▶ **Exercise 1**: In the post about grief shown below, how many grandparents did the writer lose, and over what span of time?
▶ **Exercise 2**: From the post about grief below, retype without changes the passage that opens with the words containing "I’m an empath" and closes with "often a curse.".

*** Text shown ***

I can't believe you're gone...

I’ve got it through my head, I just can’t break it to my heart...
— Tracy Lawrence

I woke from the best sleep I’ve had in about a week and felt like a new person, for the one-hundredth of a second, until I remembered you were gone.

2021-03-26_0002.jpg

My faith tells me death isn’t final, and I truly believe it. Trying to convince my heart of that, on this side of heaven, is a bit more difficult.

Losing two grandparents in a span of eight and a half months is not for the faint of heart. I’m not enjoying this part of adulthood. Not one bit. I know I should be thankful and I am. I’ve had more time than many. Even with that knowledge, it is never enough.

I’m an empath who feels all the things, despite wishing I didn’t. I wish I didn’t care so much, but it’s not something I can turn off, ever. It’s a blessing and often a curse.

For a good portion of life, I bottled my emotions, but sometimes that led to unhealthy consequences. As I’ve learned more about who I am and why I am that way, I’ve learned it’s best to mud through the feelings of sadness, anger, frustration and loss at the time I’m feeling them, if at all possible. One way I do that is through writing. Its cheap therapy. Its also a way for me to connect with others. Maybe the open vulnerability will help another soul - dang, that caring thing again…

If you’re so inclined to keep reading, let me tell you about my mamaw.

*** Exercise data ***

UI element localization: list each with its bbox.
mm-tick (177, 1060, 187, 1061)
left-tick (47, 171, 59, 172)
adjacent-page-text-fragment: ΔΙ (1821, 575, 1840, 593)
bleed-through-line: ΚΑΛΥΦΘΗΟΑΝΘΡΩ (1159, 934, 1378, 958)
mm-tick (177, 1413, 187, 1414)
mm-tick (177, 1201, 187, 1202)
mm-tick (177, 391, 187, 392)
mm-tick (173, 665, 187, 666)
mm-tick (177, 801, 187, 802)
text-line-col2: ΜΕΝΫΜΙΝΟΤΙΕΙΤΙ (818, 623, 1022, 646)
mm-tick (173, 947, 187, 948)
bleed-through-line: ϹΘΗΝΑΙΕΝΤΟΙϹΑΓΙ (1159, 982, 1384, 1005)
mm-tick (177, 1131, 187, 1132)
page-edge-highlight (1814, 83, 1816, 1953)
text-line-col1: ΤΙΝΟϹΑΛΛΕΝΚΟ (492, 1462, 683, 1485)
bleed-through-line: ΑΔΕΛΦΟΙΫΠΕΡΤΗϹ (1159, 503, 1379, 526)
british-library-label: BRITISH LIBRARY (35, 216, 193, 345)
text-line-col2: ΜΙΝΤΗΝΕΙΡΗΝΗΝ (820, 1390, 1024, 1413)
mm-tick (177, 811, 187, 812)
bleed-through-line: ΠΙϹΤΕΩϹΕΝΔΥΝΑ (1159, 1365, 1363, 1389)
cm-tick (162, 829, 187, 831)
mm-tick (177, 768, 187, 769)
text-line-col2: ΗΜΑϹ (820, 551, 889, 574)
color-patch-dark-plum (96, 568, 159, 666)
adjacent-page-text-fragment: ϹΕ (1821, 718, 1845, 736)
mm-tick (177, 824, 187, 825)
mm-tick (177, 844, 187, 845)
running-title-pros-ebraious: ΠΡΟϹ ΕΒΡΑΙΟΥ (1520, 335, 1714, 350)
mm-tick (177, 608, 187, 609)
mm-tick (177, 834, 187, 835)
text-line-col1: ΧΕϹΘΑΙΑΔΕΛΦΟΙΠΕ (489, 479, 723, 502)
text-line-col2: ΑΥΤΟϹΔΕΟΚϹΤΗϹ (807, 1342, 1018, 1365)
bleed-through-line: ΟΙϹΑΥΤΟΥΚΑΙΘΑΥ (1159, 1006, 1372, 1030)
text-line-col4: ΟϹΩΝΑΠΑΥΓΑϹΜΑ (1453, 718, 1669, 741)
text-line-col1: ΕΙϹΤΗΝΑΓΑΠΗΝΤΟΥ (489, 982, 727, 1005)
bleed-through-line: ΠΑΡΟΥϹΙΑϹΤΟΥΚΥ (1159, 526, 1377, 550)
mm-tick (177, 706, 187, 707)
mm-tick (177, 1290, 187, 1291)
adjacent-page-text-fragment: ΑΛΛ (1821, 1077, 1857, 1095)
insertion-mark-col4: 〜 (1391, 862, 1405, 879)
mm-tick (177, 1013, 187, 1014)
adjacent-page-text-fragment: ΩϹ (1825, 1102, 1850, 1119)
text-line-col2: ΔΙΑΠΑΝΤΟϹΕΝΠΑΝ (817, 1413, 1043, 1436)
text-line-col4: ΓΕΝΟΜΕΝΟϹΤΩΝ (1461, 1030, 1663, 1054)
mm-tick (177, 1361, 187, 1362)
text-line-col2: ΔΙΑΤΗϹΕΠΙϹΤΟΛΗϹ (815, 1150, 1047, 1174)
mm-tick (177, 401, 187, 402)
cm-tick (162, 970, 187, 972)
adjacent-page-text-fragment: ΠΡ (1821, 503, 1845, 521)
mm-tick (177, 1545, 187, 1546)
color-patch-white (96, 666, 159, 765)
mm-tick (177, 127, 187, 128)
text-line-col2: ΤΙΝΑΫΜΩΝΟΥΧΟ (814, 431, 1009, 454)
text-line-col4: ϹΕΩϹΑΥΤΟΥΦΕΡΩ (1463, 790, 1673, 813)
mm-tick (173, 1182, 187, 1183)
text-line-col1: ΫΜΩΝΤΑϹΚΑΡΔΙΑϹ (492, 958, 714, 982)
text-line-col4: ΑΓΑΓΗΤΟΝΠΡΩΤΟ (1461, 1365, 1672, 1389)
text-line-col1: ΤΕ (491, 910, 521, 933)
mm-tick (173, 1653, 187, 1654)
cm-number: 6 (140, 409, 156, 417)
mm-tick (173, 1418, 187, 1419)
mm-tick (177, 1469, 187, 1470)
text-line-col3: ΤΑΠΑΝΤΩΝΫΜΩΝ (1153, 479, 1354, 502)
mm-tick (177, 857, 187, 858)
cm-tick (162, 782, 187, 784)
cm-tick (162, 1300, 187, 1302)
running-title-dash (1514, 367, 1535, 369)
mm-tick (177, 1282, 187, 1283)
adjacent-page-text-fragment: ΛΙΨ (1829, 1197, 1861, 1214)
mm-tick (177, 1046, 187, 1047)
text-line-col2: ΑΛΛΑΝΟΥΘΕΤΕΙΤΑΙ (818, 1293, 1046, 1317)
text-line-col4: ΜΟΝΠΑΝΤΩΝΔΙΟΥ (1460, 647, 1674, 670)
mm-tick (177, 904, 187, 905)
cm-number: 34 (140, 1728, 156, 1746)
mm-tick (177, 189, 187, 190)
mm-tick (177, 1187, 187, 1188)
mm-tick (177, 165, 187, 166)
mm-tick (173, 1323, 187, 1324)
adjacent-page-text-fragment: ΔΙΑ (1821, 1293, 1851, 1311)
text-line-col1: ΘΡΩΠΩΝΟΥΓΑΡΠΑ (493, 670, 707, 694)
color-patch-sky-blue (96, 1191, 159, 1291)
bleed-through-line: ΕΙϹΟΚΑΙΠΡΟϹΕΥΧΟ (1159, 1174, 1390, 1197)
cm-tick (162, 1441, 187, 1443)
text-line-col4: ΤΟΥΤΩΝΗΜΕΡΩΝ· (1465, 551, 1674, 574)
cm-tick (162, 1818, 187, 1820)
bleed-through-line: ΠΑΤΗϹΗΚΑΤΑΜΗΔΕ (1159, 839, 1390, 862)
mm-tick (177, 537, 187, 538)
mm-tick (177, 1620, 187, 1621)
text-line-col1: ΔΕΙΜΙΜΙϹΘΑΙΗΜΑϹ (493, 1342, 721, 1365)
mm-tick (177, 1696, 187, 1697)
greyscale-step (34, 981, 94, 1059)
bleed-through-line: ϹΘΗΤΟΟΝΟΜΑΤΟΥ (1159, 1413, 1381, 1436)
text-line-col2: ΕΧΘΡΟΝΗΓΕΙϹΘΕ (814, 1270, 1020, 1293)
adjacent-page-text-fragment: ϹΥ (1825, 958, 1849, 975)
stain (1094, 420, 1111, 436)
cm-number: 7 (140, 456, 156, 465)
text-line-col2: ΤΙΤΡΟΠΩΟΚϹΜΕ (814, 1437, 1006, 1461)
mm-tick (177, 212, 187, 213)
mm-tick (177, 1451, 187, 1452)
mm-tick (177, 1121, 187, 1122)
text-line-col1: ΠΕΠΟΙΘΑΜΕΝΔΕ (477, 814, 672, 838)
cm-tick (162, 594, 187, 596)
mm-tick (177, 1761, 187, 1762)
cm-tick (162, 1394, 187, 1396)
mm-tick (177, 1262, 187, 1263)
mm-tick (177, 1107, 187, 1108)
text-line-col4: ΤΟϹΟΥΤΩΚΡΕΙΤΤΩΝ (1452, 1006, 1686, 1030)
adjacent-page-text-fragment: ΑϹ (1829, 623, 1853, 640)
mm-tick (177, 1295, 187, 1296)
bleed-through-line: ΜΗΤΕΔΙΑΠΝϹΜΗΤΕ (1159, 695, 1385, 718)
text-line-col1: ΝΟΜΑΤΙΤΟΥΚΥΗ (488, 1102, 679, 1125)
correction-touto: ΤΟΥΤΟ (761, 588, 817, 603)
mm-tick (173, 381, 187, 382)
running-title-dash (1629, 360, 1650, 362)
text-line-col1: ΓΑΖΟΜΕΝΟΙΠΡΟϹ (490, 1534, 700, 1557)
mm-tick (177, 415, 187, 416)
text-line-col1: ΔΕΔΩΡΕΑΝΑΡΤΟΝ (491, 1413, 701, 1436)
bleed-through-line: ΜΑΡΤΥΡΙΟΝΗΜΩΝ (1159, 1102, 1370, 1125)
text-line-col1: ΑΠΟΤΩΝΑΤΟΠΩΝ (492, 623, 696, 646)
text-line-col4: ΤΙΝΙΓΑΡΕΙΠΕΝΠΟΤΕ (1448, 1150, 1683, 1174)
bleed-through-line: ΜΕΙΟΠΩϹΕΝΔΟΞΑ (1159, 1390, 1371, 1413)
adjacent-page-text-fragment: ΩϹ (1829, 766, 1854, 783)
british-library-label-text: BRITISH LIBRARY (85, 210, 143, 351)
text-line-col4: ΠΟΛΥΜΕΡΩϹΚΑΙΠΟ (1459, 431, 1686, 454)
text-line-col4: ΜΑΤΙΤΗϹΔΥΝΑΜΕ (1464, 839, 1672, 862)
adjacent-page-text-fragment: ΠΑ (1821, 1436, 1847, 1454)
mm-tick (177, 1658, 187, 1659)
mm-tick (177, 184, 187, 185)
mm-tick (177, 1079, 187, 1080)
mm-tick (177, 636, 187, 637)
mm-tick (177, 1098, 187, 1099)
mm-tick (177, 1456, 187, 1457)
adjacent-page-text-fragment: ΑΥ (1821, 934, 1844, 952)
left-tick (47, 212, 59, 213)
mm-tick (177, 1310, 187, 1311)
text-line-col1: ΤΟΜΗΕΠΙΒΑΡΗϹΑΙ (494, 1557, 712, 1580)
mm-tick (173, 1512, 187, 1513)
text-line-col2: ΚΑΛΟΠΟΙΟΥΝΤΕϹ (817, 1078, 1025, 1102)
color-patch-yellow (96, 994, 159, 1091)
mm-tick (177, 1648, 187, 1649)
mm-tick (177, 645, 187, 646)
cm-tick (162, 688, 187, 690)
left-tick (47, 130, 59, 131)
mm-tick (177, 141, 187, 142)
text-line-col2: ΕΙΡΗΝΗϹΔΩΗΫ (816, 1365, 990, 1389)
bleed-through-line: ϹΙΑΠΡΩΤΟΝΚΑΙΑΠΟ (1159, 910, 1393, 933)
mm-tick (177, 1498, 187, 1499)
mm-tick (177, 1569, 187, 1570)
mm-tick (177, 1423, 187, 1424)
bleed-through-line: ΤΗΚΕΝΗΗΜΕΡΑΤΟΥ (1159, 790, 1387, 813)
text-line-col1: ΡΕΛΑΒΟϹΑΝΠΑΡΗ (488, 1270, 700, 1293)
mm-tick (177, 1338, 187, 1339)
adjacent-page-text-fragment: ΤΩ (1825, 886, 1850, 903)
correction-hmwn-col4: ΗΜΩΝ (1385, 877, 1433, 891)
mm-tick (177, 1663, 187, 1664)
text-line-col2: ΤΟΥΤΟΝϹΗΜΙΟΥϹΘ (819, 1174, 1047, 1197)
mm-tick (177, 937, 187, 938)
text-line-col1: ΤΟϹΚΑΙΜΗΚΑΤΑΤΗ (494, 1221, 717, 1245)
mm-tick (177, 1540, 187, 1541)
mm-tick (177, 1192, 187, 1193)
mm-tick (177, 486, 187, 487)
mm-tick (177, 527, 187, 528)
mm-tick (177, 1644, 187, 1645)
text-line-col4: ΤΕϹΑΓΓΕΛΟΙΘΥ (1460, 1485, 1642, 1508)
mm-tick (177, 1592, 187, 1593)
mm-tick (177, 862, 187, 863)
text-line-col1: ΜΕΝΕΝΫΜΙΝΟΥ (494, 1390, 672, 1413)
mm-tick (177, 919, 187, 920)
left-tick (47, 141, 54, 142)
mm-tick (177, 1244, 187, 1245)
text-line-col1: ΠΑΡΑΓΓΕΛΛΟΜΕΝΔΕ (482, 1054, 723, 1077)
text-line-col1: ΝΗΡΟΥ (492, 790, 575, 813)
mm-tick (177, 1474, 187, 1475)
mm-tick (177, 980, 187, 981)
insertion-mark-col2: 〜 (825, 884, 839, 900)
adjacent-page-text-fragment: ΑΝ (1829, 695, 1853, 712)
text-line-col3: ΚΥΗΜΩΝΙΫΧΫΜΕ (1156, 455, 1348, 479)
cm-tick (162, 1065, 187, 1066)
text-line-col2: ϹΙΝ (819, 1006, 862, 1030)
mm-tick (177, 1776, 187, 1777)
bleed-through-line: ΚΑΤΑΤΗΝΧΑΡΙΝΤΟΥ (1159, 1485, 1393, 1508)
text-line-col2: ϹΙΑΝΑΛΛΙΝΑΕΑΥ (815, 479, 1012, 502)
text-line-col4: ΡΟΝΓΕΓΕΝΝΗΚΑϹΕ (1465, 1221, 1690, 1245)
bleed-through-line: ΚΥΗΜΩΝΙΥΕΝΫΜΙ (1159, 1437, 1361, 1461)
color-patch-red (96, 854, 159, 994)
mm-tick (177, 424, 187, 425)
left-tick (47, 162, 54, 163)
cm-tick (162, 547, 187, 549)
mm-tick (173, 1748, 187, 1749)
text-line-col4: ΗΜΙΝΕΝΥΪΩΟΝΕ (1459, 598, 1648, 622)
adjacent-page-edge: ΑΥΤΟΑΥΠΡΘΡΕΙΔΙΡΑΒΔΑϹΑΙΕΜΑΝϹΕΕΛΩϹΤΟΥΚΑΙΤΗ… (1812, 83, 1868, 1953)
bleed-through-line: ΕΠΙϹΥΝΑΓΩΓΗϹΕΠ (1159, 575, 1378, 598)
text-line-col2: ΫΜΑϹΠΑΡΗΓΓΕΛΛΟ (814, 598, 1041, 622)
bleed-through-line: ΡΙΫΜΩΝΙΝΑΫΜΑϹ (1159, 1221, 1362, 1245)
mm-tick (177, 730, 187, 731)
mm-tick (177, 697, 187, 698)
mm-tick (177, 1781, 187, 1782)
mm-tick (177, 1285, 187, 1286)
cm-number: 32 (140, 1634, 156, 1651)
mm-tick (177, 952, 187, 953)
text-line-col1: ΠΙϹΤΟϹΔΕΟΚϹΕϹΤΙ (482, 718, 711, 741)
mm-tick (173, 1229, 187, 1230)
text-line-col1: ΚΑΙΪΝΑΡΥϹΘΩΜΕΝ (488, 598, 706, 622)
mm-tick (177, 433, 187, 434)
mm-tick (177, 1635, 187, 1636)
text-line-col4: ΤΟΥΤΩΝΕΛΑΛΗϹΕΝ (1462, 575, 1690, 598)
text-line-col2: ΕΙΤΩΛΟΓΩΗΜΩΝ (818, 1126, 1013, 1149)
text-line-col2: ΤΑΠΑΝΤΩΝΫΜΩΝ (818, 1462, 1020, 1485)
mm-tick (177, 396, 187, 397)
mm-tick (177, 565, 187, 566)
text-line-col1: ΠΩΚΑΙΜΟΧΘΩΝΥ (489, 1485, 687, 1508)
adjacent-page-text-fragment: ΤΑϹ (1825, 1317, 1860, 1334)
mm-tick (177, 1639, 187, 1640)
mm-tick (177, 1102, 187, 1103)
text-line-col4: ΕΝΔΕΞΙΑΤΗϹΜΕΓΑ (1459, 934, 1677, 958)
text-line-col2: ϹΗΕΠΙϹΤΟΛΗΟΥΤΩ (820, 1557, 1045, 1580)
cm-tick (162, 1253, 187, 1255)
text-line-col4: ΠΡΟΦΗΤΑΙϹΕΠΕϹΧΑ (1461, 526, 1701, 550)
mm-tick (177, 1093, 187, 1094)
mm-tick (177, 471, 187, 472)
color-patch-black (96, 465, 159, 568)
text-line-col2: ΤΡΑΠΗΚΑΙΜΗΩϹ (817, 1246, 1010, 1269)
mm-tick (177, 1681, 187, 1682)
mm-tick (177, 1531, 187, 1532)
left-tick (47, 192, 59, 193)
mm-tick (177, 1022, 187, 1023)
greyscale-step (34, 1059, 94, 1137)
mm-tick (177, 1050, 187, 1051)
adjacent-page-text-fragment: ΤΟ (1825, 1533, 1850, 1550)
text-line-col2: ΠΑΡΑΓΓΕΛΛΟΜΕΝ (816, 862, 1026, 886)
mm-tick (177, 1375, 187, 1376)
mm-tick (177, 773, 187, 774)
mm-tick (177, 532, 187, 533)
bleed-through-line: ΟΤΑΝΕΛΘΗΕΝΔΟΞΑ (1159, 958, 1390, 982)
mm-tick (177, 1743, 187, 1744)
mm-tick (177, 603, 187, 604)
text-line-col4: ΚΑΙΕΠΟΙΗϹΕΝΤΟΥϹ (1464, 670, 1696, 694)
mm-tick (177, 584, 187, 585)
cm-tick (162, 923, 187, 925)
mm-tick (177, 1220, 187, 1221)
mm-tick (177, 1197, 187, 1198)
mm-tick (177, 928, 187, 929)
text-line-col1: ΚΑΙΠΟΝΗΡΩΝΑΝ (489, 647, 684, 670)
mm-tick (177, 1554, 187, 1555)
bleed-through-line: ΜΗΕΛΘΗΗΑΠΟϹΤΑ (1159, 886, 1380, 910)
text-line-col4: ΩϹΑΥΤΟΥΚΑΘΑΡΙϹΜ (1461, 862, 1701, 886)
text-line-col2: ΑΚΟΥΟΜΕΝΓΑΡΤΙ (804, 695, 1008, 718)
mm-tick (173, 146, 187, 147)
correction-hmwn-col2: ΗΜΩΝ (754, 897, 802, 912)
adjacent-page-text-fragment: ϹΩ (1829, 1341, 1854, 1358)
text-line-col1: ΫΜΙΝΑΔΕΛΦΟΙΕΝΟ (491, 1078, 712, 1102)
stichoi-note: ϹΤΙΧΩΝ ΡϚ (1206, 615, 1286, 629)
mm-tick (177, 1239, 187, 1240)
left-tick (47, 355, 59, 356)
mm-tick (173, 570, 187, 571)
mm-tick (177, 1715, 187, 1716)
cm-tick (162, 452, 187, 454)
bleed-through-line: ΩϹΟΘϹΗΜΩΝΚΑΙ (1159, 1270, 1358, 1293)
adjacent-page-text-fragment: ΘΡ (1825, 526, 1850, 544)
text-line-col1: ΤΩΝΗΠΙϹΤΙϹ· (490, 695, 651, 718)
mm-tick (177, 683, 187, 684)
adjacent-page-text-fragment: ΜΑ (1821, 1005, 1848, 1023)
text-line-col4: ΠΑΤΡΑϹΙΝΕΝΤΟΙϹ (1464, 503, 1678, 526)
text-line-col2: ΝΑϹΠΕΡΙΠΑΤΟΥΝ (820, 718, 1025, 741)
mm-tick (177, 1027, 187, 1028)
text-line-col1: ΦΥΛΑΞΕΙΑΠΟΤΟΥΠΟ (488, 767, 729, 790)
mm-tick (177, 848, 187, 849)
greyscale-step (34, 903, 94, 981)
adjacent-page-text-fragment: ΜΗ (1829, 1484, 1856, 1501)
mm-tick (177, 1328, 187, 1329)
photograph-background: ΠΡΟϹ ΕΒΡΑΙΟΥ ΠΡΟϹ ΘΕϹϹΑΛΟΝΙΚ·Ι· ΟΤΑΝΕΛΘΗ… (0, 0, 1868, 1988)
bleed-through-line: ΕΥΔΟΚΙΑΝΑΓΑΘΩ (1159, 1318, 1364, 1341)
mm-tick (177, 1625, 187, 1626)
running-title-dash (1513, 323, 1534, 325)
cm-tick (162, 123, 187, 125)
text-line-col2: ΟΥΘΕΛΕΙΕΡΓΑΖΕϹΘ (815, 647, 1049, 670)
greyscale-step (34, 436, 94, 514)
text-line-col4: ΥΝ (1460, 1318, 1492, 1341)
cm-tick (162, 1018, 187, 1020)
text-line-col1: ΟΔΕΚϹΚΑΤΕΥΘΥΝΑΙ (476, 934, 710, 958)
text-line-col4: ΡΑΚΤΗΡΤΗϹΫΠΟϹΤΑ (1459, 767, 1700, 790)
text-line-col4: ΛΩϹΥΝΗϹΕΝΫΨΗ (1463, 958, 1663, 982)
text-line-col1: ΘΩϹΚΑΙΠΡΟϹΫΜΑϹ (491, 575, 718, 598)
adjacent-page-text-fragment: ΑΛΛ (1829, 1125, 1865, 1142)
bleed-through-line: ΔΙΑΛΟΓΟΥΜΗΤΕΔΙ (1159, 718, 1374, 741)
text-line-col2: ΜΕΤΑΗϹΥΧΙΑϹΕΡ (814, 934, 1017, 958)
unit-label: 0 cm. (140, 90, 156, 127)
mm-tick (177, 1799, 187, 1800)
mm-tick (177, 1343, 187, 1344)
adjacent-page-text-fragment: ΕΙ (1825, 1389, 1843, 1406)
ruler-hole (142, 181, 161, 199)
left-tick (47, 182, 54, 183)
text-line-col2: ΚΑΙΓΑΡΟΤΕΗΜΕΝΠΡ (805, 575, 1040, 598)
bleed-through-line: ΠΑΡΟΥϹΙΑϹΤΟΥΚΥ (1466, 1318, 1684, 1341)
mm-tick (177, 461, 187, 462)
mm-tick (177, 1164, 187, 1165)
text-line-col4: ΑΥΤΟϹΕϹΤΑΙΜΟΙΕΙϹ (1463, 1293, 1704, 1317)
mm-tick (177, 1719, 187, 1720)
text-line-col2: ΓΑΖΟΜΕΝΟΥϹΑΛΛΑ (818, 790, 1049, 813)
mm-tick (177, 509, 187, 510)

***

▶ **Exercise solution 1**: Two grandparents in a span of eight and a half months.

▶ **Exercise solution 2**:
I’m an empath who feels all the things, despite wishing I didn’t. I wish I didn’t care so much, but it’s not something I can turn off, ever. It’s a blessing and often a curse.